WORK TO BE COMPLETED:
Here are records with pictures in them. Copy all of them exactly and leave the pictures out.

DATASET CONTENT:
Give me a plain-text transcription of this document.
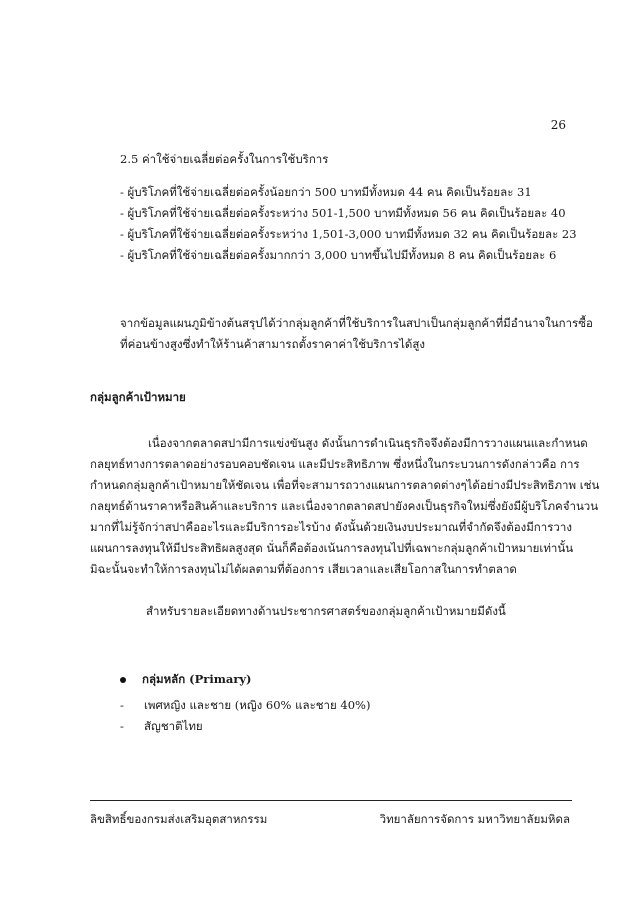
26
2.5 ค่าใช้จ่ายเฉลี่ยต่อครั้งในการใช้บริการ
- ผู้บริโภคที่ใช้จ่ายเฉลี่ยต่อครั้งน้อยกว่า 500 บาทมีทั้งหมด 44 คน คิดเป็นร้อยละ 31
- ผู้บริโภคที่ใช้จ่ายเฉลี่ยต่อครั้งระหว่าง 501-1,500 บาทมีทั้งหมด 56 คน คิดเป็นร้อยละ 40
- ผู้บริโภคที่ใช้จ่ายเฉลี่ยต่อครั้งระหว่าง 1,501-3,000 บาทมีทั้งหมด 32 คน คิดเป็นร้อยละ 23
- ผู้บริโภคที่ใช้จ่ายเฉลี่ยต่อครั้งมากกว่า 3,000 บาทขึ้นไปมีทั้งหมด 8 คน คิดเป็นร้อยละ 6
จากข้อมูลแผนภูมิข้างต้นสรุปได้ว่ากลุ่มลูกค้าที่ใช้บริการในสปาเป็นกลุ่มลูกค้าที่มีอำนาจในการซื้อ
ที่ค่อนข้างสูงซึ่งทำให้ร้านค้าสามารถตั้งราคาค่าใช้บริการได้สูง
กลุ่มลูกค้าเป้าหมาย
เนื่องจากตลาดสปามีการแข่งขันสูง ดังนั้นการดำเนินธุรกิจจึงต้องมีการวางแผนและกำหนด
กลยุทธ์ทางการตลาดอย่างรอบคอบชัดเจน และมีประสิทธิภาพ ซึ่งหนึ่งในกระบวนการดังกล่าวคือ การ
กำหนดกลุ่มลูกค้าเป้าหมายให้ชัดเจน เพื่อที่จะสามารถวางแผนการตลาดต่างๆได้อย่างมีประสิทธิภาพ เช่น
กลยุทธ์ด้านราคาหรือสินค้าและบริการ และเนื่องจากตลาดสปายังคงเป็นธุรกิจใหม่ซึ่งยังมีผู้บริโภคจำนวน
มากที่ไม่รู้จักว่าสปาคืออะไรและมีบริการอะไรบ้าง ดังนั้นด้วยเงินงบประมาณที่จำกัดจึงต้องมีการวาง
แผนการลงทุนให้มีประสิทธิผลสูงสุด นั่นก็คือต้องเน้นการลงทุนไปที่เฉพาะกลุ่มลูกค้าเป้าหมายเท่านั้น
มิฉะนั้นจะทำให้การลงทุนไม่ได้ผลตามที่ต้องการ เสียเวลาและเสียโอกาสในการทำตลาด
สำหรับรายละเอียดทางด้านประชากรศาสตร์ของกลุ่มลูกค้าเป้าหมายมีดังนี้
กลุ่มหลัก (Primary)
- เพศหญิง และชาย (หญิง 60% และชาย 40%)
- สัญชาติไทย
ลิขสิทธิ์ของกรมส่งเสริมอุตสาหกรรม	วิทยาลัยการจัดการ มหาวิทยาลัยมหิดล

RIGHT ANSWER:
Give me a plain-text transcription of this document.
26
2.5 ค่าใช้จ่ายเฉลี่ยต่อครั้งในการใช้บริการ
- ผู้บริโภคที่ใช้จ่ายเฉลี่ยต่อครั้งน้อยกว่า 500 บาทมีทั้งหมด 44 คน คิดเป็นร้อยละ 31
- ผู้บริโภคที่ใช้จ่ายเฉลี่ยต่อครั้งระหว่าง 501-1,500 บาทมีทั้งหมด 56 คน คิดเป็นร้อยละ 40
- ผู้บริโภคที่ใช้จ่ายเฉลี่ยต่อครั้งระหว่าง 1,501-3,000 บาทมีทั้งหมด 32 คน คิดเป็นร้อยละ 23
- ผู้บริโภคที่ใช้จ่ายเฉลี่ยต่อครั้งมากกว่า 3,000 บาทขึ้นไปมีทั้งหมด 8 คน คิดเป็นร้อยละ 6
จากข้อมูลแผนภูมิข้างต้นสรุปได้ว่ากลุ่มลูกค้าที่ใช้บริการในสปาเป็นกลุ่มลูกค้าที่มีอำนาจในการซื้อ
ที่ค่อนข้างสูงซึ่งทำให้ร้านค้าสามารถตั้งราคาค่าใช้บริการได้สูง
กลุ่มลูกค้าเป้าหมาย
เนื่องจากตลาดสปามีการแข่งขันสูง ดังนั้นการดำเนินธุรกิจจึงต้องมีการวางแผนและกำหนด
กลยุทธ์ทางการตลาดอย่างรอบคอบชัดเจน และมีประสิทธิภาพ ซึ่งหนึ่งในกระบวนการดังกล่าวคือ การ
กำหนดกลุ่มลูกค้าเป้าหมายให้ชัดเจน เพื่อที่จะสามารถวางแผนการตลาดต่างๆได้อย่างมีประสิทธิภาพ เช่น
กลยุทธ์ด้านราคาหรือสินค้าและบริการ และเนื่องจากตลาดสปายังคงเป็นธุรกิจใหม่ซึ่งยังมีผู้บริโภคจำนวน
มากที่ไม่รู้จักว่าสปาคืออะไรและมีบริการอะไรบ้าง ดังนั้นด้วยเงินงบประมาณที่จำกัดจึงต้องมีการวาง
แผนการลงทุนให้มีประสิทธิผลสูงสุด นั่นก็คือต้องเน้นการลงทุนไปที่เฉพาะกลุ่มลูกค้าเป้าหมายเท่านั้น
มิฉะนั้นจะทำให้การลงทุนไม่ได้ผลตามที่ต้องการ เสียเวลาและเสียโอกาสในการทำตลาด
สำหรับรายละเอียดทางด้านประชากรศาสตร์ของกลุ่มลูกค้าเป้าหมายมีดังนี้
กลุ่มหลัก (Primary)
- เพศหญิง และชาย (หญิง 60% และชาย 40%)
- สัญชาติไทย
ลิขสิทธิ์ของกรมส่งเสริมอุตสาหกรรม	วิทยาลัยการจัดการ มหาวิทยาลัยมหิดล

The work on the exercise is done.